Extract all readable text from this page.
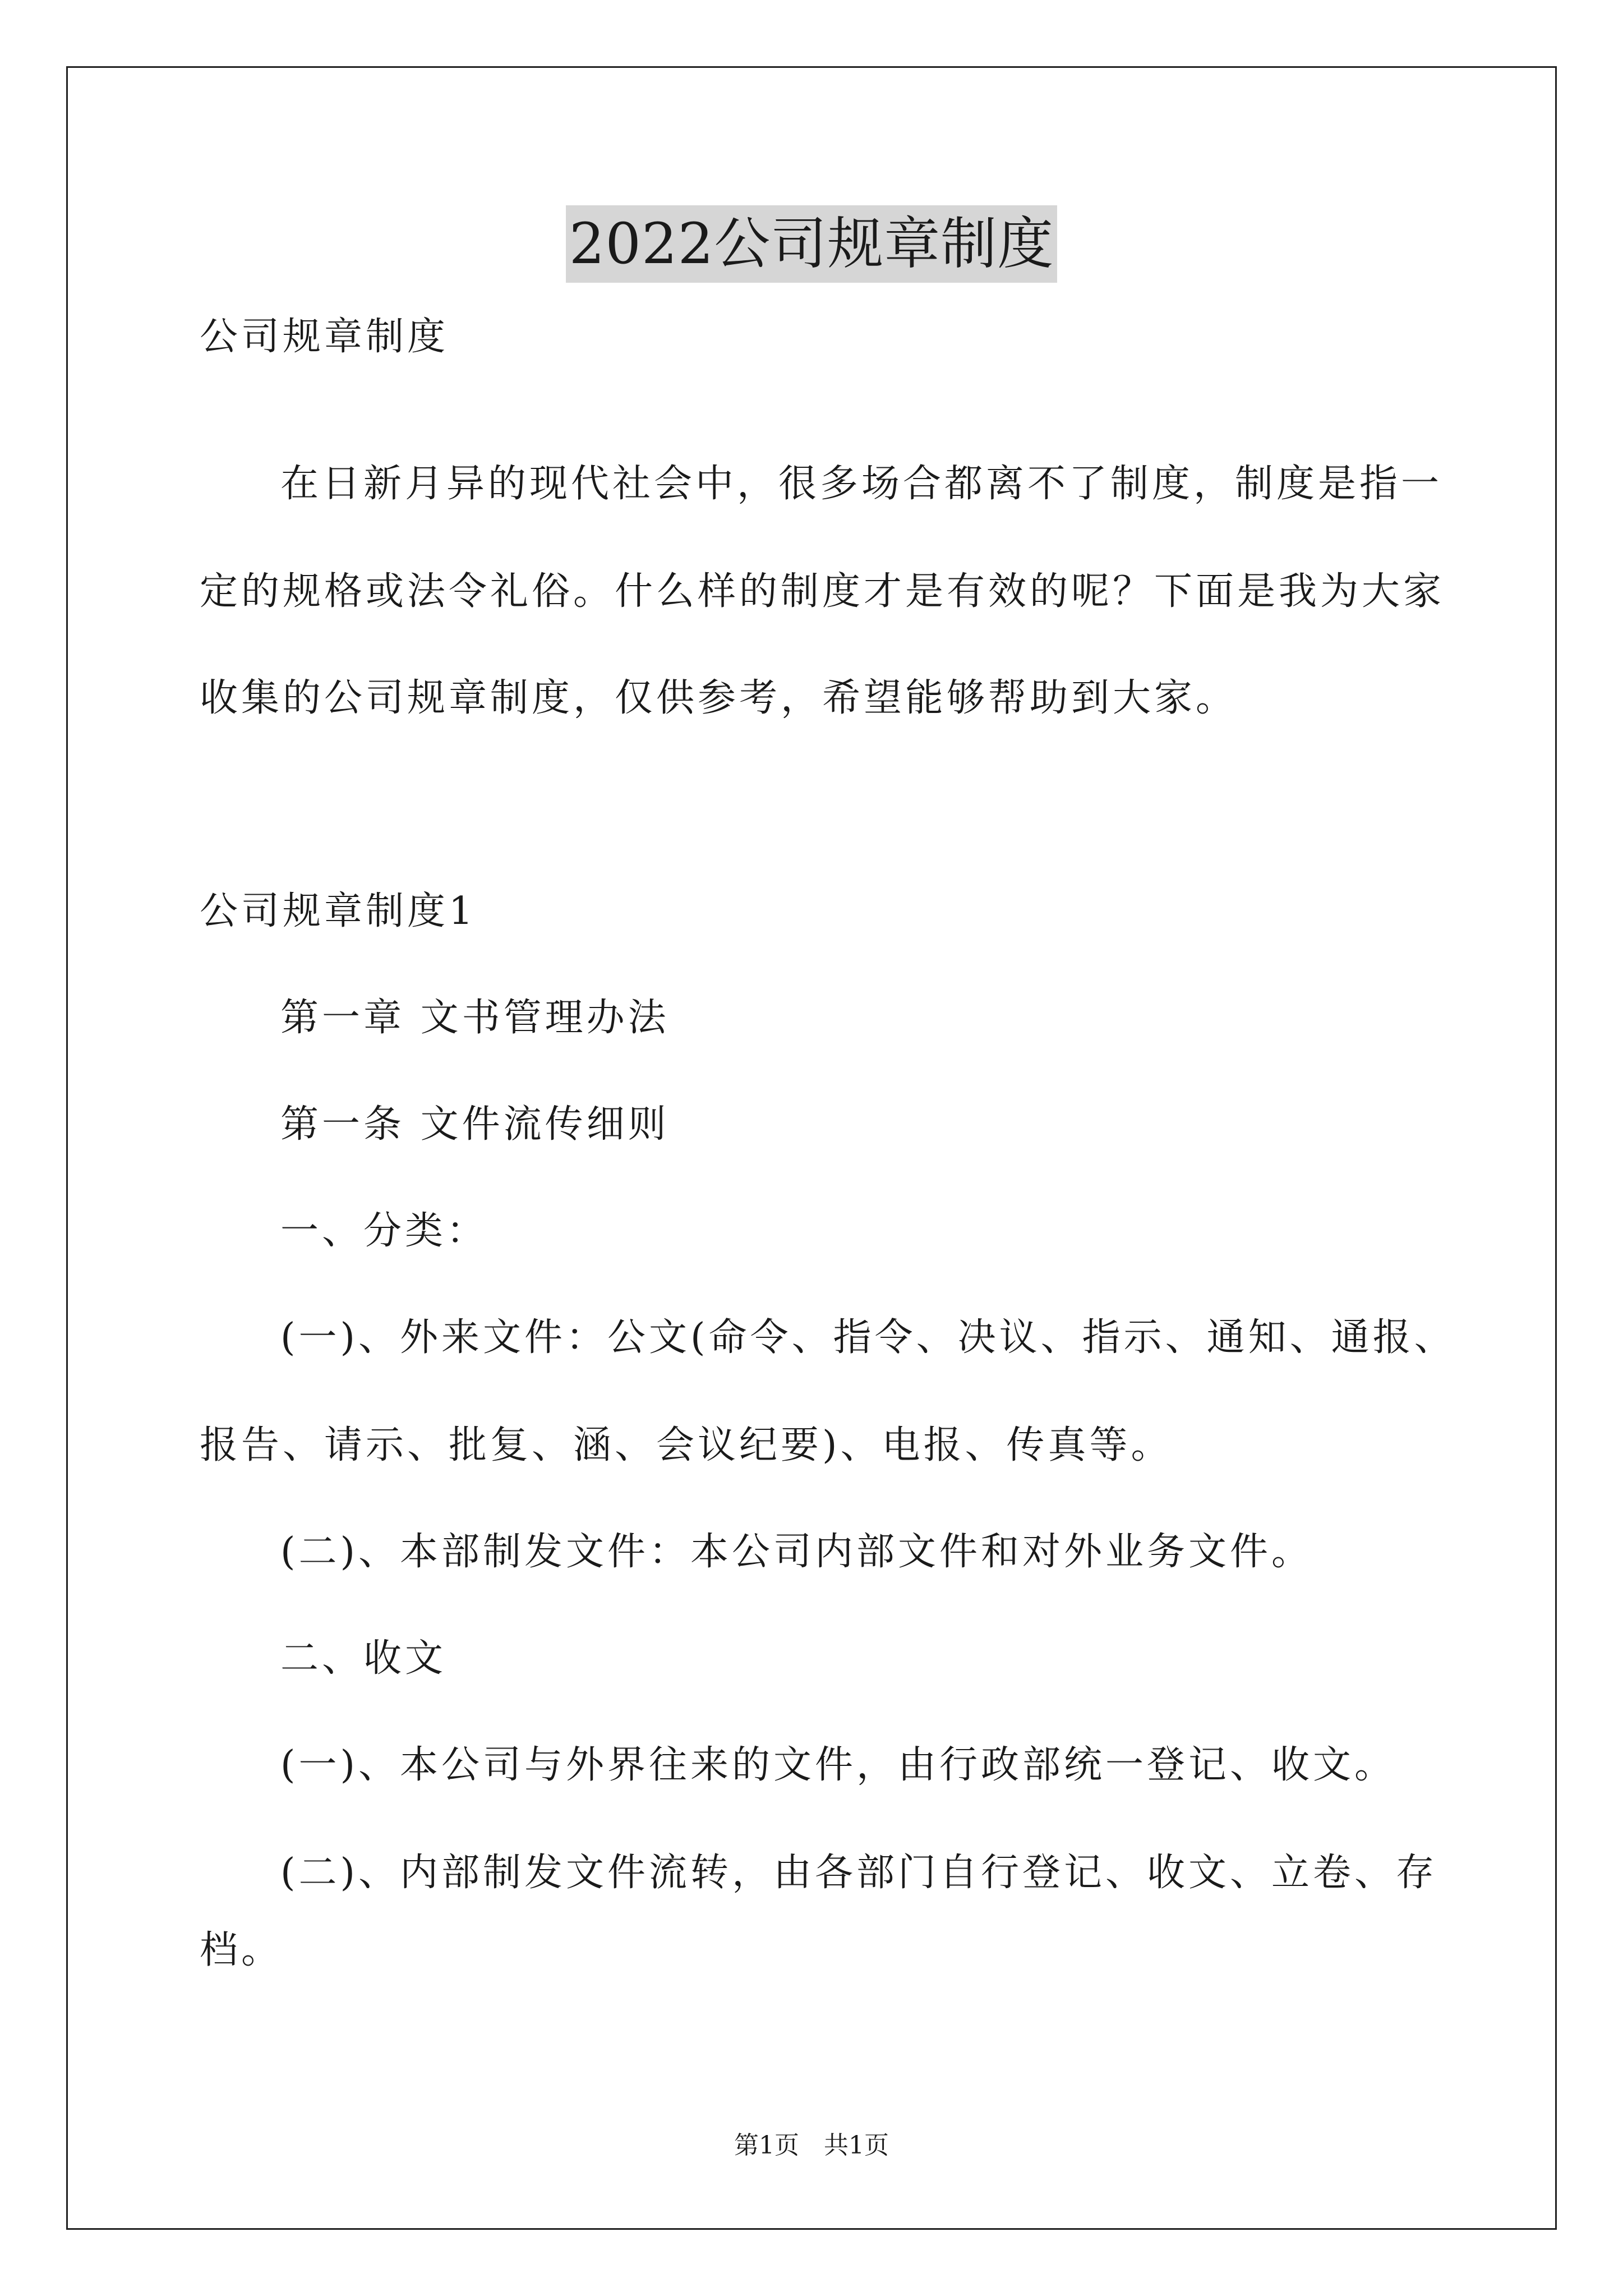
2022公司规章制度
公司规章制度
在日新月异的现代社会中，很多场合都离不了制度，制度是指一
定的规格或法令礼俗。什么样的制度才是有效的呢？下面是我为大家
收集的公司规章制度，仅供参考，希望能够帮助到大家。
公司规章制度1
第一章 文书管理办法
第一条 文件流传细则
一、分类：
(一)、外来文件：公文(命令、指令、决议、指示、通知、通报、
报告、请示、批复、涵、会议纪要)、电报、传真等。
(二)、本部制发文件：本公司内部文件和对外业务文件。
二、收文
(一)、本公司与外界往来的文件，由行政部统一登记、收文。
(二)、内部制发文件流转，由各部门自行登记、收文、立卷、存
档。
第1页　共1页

= = = = = = =

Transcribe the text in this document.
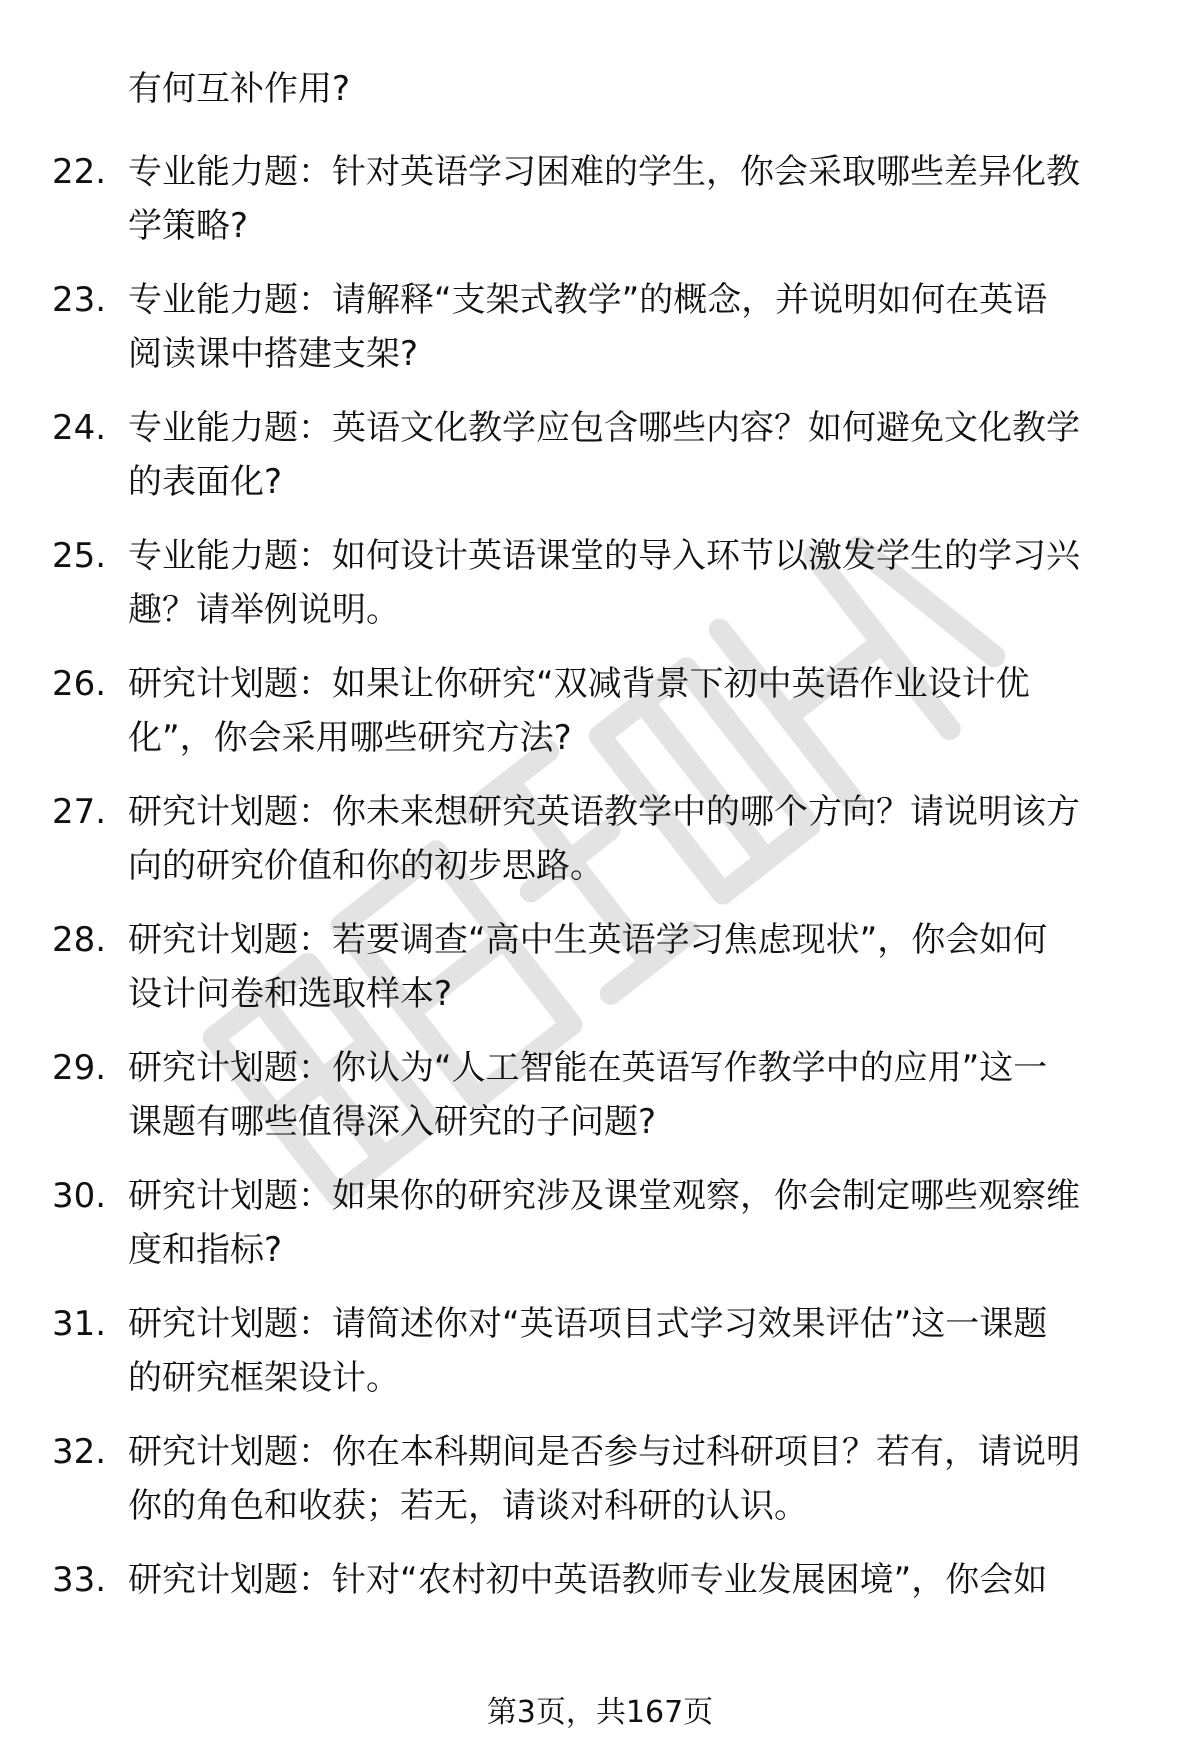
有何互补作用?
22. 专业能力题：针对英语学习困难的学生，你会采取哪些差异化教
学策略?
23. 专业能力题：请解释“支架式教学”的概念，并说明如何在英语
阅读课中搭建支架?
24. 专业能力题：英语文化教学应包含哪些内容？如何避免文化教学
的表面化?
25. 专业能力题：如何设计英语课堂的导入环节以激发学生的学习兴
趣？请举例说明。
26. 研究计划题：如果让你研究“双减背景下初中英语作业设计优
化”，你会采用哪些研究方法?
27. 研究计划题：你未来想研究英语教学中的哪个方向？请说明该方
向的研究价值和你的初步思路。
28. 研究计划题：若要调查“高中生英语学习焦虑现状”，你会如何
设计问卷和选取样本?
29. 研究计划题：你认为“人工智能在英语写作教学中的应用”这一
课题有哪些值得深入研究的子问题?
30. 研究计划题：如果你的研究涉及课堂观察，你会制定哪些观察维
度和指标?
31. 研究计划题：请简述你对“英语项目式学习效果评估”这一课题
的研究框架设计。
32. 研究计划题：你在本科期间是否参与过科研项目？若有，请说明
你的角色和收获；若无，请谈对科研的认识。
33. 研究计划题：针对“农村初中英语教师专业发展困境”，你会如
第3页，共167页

= = = = = = =

▶ Your goal
Single out each line of the records above with the string "text" in it, and copy it.

▶ Answer below
Extract all readable text from this page.
Transcribe the text in this document.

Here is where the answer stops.